● **Given request**:
Identify every line in the records below that contains the word "image", and copy each of those lines.

---+---

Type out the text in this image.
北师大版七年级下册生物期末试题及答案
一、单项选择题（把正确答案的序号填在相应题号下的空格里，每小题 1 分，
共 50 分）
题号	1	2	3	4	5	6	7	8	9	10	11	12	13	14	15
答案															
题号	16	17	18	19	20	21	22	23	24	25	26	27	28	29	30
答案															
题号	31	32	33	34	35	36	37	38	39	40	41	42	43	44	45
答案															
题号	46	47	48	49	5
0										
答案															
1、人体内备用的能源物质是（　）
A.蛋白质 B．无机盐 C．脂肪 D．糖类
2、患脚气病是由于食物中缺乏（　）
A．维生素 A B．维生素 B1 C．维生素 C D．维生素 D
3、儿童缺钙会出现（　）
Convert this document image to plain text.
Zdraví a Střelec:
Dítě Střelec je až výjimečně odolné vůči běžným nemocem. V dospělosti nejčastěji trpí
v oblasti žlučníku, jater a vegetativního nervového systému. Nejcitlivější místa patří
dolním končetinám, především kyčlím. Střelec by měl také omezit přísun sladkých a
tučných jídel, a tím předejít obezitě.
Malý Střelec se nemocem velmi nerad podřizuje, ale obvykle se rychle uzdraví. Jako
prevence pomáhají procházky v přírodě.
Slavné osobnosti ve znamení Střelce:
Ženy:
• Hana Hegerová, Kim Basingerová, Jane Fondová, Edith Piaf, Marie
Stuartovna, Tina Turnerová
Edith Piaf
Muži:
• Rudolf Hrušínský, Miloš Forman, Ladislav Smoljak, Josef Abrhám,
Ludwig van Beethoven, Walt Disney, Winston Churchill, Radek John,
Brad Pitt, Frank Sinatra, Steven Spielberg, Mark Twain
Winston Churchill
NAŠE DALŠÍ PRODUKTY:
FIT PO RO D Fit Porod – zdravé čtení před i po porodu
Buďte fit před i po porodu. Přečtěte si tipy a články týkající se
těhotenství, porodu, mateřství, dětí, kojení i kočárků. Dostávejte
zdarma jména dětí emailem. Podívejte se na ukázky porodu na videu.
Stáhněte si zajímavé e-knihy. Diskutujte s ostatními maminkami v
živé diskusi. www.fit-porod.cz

---+---

● **Exercise output**:
Type out the text in this image.
Convert this document image to plain text.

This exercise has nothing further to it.